Saved entries:

(begin)

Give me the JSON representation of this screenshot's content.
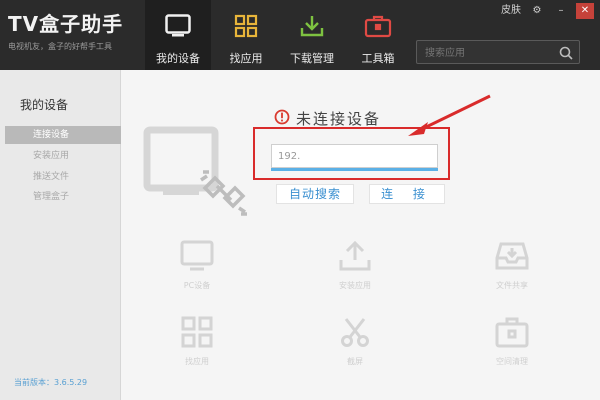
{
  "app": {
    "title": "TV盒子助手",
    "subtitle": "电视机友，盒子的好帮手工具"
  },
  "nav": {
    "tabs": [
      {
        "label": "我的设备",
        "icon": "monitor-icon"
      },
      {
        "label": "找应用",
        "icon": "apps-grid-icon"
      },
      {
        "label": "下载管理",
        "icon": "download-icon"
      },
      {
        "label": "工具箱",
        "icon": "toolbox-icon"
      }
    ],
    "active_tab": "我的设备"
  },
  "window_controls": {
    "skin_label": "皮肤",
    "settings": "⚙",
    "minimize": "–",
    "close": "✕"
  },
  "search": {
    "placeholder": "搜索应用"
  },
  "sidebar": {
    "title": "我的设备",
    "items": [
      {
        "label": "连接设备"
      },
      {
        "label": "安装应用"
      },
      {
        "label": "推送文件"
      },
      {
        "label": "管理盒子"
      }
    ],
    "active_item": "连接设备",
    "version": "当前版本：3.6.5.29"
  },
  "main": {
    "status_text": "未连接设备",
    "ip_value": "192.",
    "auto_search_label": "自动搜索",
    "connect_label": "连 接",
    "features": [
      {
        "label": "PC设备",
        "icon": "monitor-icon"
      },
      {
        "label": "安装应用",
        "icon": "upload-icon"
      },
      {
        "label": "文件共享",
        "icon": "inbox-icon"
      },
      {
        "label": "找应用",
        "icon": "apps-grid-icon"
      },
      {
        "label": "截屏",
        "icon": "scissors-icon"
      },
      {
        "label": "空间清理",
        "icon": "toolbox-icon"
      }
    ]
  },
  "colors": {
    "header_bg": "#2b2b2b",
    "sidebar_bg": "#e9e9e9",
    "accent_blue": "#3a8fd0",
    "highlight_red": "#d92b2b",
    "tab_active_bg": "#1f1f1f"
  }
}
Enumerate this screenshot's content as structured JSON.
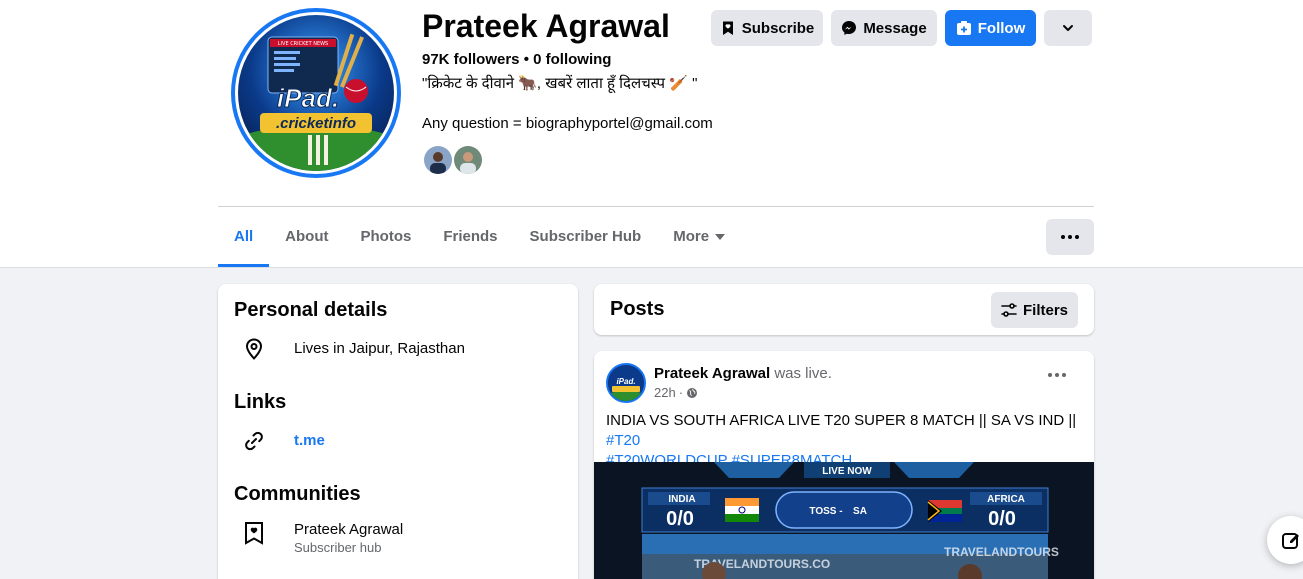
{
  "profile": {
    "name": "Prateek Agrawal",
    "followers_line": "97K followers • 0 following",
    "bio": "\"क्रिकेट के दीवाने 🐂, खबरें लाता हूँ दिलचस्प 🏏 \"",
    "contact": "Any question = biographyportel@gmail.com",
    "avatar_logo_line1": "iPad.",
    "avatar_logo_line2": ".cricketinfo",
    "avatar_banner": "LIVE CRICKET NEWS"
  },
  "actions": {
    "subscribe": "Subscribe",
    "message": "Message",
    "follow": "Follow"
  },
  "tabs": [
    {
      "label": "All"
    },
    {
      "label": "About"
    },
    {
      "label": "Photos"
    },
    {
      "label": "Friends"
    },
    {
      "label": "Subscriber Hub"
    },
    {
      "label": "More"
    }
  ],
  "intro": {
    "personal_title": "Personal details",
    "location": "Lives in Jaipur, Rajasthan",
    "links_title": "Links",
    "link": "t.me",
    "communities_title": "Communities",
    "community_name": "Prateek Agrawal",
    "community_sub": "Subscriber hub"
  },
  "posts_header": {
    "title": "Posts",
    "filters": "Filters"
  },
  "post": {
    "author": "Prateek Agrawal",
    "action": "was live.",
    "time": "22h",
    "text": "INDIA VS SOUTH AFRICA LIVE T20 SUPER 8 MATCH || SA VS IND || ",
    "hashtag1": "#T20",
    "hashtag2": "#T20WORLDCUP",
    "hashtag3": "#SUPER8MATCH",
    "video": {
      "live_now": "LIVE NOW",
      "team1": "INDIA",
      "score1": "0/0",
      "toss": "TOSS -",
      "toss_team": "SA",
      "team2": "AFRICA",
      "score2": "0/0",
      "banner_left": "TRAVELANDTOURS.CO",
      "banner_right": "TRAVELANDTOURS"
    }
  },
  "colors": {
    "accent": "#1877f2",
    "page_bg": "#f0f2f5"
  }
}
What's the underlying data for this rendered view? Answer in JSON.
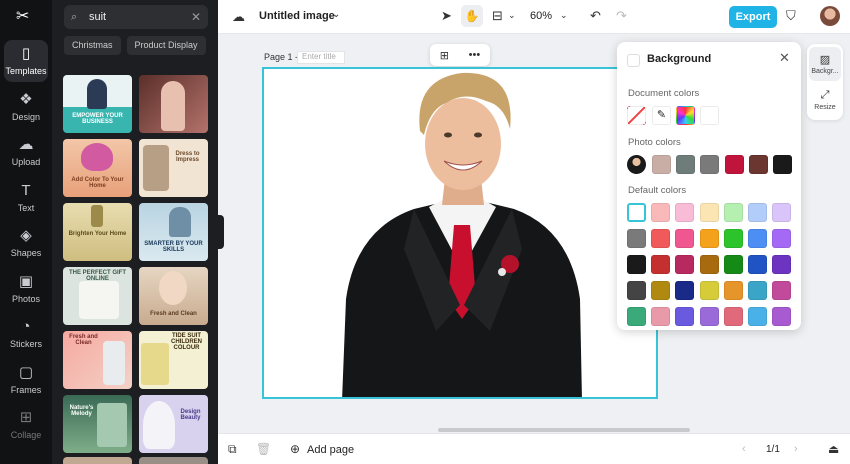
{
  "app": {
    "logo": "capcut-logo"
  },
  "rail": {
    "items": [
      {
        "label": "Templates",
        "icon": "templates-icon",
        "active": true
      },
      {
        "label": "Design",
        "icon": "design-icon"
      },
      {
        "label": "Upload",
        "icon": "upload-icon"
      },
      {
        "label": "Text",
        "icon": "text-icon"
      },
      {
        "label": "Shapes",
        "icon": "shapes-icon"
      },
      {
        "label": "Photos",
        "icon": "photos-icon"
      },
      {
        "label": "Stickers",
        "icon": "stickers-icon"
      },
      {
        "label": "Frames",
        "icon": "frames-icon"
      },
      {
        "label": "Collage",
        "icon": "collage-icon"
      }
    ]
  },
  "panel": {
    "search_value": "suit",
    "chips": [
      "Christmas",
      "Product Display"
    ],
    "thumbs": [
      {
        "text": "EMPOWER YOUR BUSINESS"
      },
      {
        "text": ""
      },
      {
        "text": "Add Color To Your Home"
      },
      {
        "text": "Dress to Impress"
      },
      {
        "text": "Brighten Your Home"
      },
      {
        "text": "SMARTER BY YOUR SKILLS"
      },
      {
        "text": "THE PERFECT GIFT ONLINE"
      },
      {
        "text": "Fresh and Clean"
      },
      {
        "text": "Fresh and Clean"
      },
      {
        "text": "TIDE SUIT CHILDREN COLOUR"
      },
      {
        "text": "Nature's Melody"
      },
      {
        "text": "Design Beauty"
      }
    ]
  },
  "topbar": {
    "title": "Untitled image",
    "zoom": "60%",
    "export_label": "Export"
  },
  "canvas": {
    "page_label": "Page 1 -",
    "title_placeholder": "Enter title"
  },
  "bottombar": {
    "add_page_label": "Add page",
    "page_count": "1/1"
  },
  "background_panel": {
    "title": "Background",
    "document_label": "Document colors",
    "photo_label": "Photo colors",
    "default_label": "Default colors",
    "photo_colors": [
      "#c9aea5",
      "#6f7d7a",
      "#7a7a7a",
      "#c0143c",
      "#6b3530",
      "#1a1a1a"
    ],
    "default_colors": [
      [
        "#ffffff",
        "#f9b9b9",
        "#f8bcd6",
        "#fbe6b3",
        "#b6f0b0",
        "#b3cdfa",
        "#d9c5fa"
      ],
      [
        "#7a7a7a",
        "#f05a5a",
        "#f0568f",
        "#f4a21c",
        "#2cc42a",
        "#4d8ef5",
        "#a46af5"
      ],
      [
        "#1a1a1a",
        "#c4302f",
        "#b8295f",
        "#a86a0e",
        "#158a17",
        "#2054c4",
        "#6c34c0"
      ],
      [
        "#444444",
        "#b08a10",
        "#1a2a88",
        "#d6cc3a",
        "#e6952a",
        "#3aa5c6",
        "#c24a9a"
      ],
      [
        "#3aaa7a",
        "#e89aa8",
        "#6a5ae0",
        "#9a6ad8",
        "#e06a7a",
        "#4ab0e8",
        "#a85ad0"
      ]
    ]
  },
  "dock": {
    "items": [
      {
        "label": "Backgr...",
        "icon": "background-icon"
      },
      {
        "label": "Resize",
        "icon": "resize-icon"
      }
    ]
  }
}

(end)

§ What the task asks:
Using the data above, print every line exactly, omitting pictures.

§ Solution to this exercise:
Give me the JSON representation of this screenshot's content.
{
  "app": {
    "title": "TV盒子助手",
    "subtitle": "电视机友，盒子的好帮手工具"
  },
  "nav": {
    "tabs": [
      {
        "label": "我的设备",
        "icon": "monitor-icon"
      },
      {
        "label": "找应用",
        "icon": "apps-grid-icon"
      },
      {
        "label": "下载管理",
        "icon": "download-icon"
      },
      {
        "label": "工具箱",
        "icon": "toolbox-icon"
      }
    ],
    "active_tab": "我的设备"
  },
  "window_controls": {
    "skin_label": "皮肤",
    "settings": "⚙",
    "minimize": "–",
    "close": "✕"
  },
  "search": {
    "placeholder": "搜索应用"
  },
  "sidebar": {
    "title": "我的设备",
    "items": [
      {
        "label": "连接设备"
      },
      {
        "label": "安装应用"
      },
      {
        "label": "推送文件"
      },
      {
        "label": "管理盒子"
      }
    ],
    "active_item": "连接设备",
    "version": "当前版本：3.6.5.29"
  },
  "main": {
    "status_text": "未连接设备",
    "ip_value": "192.",
    "auto_search_label": "自动搜索",
    "connect_label": "连 接",
    "features": [
      {
        "label": "PC设备",
        "icon": "monitor-icon"
      },
      {
        "label": "安装应用",
        "icon": "upload-icon"
      },
      {
        "label": "文件共享",
        "icon": "inbox-icon"
      },
      {
        "label": "找应用",
        "icon": "apps-grid-icon"
      },
      {
        "label": "截屏",
        "icon": "scissors-icon"
      },
      {
        "label": "空间清理",
        "icon": "toolbox-icon"
      }
    ]
  },
  "colors": {
    "header_bg": "#2b2b2b",
    "sidebar_bg": "#e9e9e9",
    "accent_blue": "#3a8fd0",
    "highlight_red": "#d92b2b",
    "tab_active_bg": "#1f1f1f"
  }
}
Enumerate this screenshot's content as structured JSON.
{
  "profile": {
    "name": "Prateek Agrawal",
    "followers_line": "97K followers • 0 following",
    "bio": "\"क्रिकेट के दीवाने 🐂, खबरें लाता हूँ दिलचस्प 🏏 \"",
    "contact": "Any question = biographyportel@gmail.com",
    "avatar_logo_line1": "iPad.",
    "avatar_logo_line2": ".cricketinfo",
    "avatar_banner": "LIVE CRICKET NEWS"
  },
  "actions": {
    "subscribe": "Subscribe",
    "message": "Message",
    "follow": "Follow"
  },
  "tabs": [
    {
      "label": "All"
    },
    {
      "label": "About"
    },
    {
      "label": "Photos"
    },
    {
      "label": "Friends"
    },
    {
      "label": "Subscriber Hub"
    },
    {
      "label": "More"
    }
  ],
  "intro": {
    "personal_title": "Personal details",
    "location": "Lives in Jaipur, Rajasthan",
    "links_title": "Links",
    "link": "t.me",
    "communities_title": "Communities",
    "community_name": "Prateek Agrawal",
    "community_sub": "Subscriber hub"
  },
  "posts_header": {
    "title": "Posts",
    "filters": "Filters"
  },
  "post": {
    "author": "Prateek Agrawal",
    "action": "was live.",
    "time": "22h",
    "text": "INDIA VS SOUTH AFRICA LIVE T20 SUPER 8 MATCH || SA VS IND || ",
    "hashtag1": "#T20",
    "hashtag2": "#T20WORLDCUP",
    "hashtag3": "#SUPER8MATCH",
    "video": {
      "live_now": "LIVE NOW",
      "team1": "INDIA",
      "score1": "0/0",
      "toss": "TOSS -",
      "toss_team": "SA",
      "team2": "AFRICA",
      "score2": "0/0",
      "banner_left": "TRAVELANDTOURS.CO",
      "banner_right": "TRAVELANDTOURS"
    }
  },
  "colors": {
    "accent": "#1877f2",
    "page_bg": "#f0f2f5"
  }
}
What's the underlying data for this rendered view? Answer in JSON.
{
  "app": {
    "logo": "capcut-logo"
  },
  "rail": {
    "items": [
      {
        "label": "Templates",
        "icon": "templates-icon",
        "active": true
      },
      {
        "label": "Design",
        "icon": "design-icon"
      },
      {
        "label": "Upload",
        "icon": "upload-icon"
      },
      {
        "label": "Text",
        "icon": "text-icon"
      },
      {
        "label": "Shapes",
        "icon": "shapes-icon"
      },
      {
        "label": "Photos",
        "icon": "photos-icon"
      },
      {
        "label": "Stickers",
        "icon": "stickers-icon"
      },
      {
        "label": "Frames",
        "icon": "frames-icon"
      },
      {
        "label": "Collage",
        "icon": "collage-icon"
      }
    ]
  },
  "panel": {
    "search_value": "suit",
    "chips": [
      "Christmas",
      "Product Display"
    ],
    "thumbs": [
      {
        "text": "EMPOWER YOUR BUSINESS"
      },
      {
        "text": ""
      },
      {
        "text": "Add Color To Your Home"
      },
      {
        "text": "Dress to Impress"
      },
      {
        "text": "Brighten Your Home"
      },
      {
        "text": "SMARTER BY YOUR SKILLS"
      },
      {
        "text": "THE PERFECT GIFT ONLINE"
      },
      {
        "text": "Fresh and Clean"
      },
      {
        "text": "Fresh and Clean"
      },
      {
        "text": "TIDE SUIT CHILDREN COLOUR"
      },
      {
        "text": "Nature's Melody"
      },
      {
        "text": "Design Beauty"
      }
    ]
  },
  "topbar": {
    "title": "Untitled image",
    "zoom": "60%",
    "export_label": "Export"
  },
  "canvas": {
    "page_label": "Page 1 -",
    "title_placeholder": "Enter title"
  },
  "bottombar": {
    "add_page_label": "Add page",
    "page_count": "1/1"
  },
  "background_panel": {
    "title": "Background",
    "document_label": "Document colors",
    "photo_label": "Photo colors",
    "default_label": "Default colors",
    "photo_colors": [
      "#c9aea5",
      "#6f7d7a",
      "#7a7a7a",
      "#c0143c",
      "#6b3530",
      "#1a1a1a"
    ],
    "default_colors": [
      [
        "#ffffff",
        "#f9b9b9",
        "#f8bcd6",
        "#fbe6b3",
        "#b6f0b0",
        "#b3cdfa",
        "#d9c5fa"
      ],
      [
        "#7a7a7a",
        "#f05a5a",
        "#f0568f",
        "#f4a21c",
        "#2cc42a",
        "#4d8ef5",
        "#a46af5"
      ],
      [
        "#1a1a1a",
        "#c4302f",
        "#b8295f",
        "#a86a0e",
        "#158a17",
        "#2054c4",
        "#6c34c0"
      ],
      [
        "#444444",
        "#b08a10",
        "#1a2a88",
        "#d6cc3a",
        "#e6952a",
        "#3aa5c6",
        "#c24a9a"
      ],
      [
        "#3aaa7a",
        "#e89aa8",
        "#6a5ae0",
        "#9a6ad8",
        "#e06a7a",
        "#4ab0e8",
        "#a85ad0"
      ]
    ]
  },
  "dock": {
    "items": [
      {
        "label": "Backgr...",
        "icon": "background-icon"
      },
      {
        "label": "Resize",
        "icon": "resize-icon"
      }
    ]
  }
}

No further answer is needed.